*Prompt:*
Below are the records. Gather each line that holds "find".

*Source data:*
━━━

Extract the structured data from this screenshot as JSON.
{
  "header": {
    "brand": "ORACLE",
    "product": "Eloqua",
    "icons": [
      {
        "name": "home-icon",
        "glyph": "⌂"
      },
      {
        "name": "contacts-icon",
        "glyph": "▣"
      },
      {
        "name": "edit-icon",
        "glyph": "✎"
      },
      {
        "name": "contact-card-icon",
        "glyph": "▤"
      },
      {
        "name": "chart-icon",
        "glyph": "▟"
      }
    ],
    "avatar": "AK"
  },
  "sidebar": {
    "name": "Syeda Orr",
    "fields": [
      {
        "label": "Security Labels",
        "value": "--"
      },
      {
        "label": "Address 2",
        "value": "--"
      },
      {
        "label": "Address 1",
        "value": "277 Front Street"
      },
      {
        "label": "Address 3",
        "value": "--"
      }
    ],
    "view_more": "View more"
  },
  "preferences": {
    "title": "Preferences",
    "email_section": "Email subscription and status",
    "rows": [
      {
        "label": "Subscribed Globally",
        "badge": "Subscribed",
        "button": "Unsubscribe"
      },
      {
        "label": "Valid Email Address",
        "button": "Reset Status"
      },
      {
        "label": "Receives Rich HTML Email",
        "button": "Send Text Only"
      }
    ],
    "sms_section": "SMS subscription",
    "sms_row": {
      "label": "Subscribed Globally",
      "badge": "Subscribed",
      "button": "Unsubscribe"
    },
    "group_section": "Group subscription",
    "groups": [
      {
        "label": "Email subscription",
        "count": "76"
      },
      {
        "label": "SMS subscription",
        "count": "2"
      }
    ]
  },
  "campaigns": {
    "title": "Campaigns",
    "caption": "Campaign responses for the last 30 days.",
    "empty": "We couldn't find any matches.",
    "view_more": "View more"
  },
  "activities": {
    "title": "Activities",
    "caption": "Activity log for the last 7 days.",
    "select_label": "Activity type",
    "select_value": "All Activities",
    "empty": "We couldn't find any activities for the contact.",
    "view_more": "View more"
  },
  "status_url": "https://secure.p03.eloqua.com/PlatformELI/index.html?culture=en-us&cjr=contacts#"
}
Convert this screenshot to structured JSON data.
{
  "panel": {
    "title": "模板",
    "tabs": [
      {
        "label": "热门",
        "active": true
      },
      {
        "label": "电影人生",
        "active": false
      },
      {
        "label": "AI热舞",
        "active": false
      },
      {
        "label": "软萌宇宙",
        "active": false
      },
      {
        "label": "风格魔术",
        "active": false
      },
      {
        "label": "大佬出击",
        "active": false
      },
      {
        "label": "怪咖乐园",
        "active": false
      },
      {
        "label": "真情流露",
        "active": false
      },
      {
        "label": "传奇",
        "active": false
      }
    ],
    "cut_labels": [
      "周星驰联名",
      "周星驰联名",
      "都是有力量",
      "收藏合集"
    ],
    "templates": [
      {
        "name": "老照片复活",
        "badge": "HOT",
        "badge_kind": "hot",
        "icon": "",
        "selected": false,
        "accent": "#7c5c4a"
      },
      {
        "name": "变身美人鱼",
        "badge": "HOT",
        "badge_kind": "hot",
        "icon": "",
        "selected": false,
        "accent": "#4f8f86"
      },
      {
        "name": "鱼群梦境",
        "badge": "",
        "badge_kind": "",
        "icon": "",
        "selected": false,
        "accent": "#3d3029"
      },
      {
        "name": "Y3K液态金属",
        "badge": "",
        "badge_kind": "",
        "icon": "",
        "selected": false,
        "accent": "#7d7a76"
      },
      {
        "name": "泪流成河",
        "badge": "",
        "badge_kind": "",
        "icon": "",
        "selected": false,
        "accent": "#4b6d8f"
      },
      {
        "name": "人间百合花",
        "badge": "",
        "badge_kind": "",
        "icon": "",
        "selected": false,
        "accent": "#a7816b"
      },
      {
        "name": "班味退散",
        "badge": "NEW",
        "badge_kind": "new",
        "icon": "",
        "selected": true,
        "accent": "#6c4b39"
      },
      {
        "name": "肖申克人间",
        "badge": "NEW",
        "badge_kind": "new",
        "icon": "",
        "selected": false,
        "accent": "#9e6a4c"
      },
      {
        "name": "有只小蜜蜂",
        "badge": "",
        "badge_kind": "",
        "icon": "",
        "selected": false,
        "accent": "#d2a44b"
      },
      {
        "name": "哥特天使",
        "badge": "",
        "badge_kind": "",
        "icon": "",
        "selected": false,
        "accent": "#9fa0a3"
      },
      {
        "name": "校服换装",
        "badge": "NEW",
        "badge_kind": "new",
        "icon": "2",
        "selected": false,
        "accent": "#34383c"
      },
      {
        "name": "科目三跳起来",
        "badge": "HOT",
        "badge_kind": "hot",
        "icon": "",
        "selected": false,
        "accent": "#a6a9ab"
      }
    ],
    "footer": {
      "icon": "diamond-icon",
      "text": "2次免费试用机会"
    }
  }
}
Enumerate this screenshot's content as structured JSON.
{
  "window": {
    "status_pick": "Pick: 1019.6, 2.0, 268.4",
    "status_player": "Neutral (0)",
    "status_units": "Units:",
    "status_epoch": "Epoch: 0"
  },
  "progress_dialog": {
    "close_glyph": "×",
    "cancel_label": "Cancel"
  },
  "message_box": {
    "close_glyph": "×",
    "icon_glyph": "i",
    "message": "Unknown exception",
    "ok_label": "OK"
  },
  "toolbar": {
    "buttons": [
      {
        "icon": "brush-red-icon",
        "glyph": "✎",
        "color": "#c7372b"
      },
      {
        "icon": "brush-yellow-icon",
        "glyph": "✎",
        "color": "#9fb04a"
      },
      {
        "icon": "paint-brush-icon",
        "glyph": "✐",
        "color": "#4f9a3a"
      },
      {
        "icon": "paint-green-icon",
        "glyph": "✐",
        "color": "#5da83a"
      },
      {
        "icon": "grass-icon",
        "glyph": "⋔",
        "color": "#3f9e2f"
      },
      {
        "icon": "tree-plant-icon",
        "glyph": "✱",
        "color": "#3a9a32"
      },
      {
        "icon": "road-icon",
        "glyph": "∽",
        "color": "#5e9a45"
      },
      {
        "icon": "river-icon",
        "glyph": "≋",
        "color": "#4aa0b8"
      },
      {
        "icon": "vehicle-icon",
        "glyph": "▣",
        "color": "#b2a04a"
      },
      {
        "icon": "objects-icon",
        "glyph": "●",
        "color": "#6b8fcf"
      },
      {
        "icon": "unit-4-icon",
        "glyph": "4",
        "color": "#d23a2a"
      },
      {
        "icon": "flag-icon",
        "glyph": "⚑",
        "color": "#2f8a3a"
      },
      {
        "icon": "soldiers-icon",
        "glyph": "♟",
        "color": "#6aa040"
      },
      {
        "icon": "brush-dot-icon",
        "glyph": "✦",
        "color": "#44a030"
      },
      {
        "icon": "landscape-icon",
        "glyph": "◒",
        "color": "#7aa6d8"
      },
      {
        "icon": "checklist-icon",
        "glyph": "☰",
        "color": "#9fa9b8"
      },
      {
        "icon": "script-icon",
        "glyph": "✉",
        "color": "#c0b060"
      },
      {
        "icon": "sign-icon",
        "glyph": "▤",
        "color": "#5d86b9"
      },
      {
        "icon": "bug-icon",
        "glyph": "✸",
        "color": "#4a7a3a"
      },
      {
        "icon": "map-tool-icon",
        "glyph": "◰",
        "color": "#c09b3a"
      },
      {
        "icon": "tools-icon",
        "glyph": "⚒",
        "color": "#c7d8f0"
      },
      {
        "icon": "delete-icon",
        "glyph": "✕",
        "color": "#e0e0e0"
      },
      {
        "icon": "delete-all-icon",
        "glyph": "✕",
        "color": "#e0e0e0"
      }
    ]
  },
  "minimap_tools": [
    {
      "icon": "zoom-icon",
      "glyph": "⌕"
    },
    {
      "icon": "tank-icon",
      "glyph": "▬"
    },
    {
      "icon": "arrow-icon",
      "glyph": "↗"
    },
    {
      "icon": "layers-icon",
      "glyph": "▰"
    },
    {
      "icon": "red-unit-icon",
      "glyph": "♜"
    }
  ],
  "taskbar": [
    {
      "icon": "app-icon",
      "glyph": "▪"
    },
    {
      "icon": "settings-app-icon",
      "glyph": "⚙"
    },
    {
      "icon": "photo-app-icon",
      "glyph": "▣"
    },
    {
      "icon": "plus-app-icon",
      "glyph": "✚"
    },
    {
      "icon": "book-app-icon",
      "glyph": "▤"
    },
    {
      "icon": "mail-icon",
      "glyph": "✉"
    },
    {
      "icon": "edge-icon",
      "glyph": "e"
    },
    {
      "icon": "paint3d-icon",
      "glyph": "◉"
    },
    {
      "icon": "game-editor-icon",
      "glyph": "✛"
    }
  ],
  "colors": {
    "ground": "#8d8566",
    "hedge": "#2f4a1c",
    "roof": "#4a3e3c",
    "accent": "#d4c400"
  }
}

━━━

*Solved problem:*
    "empty": "We couldn't find any matches.",
    "empty": "We couldn't find any activities for the contact.",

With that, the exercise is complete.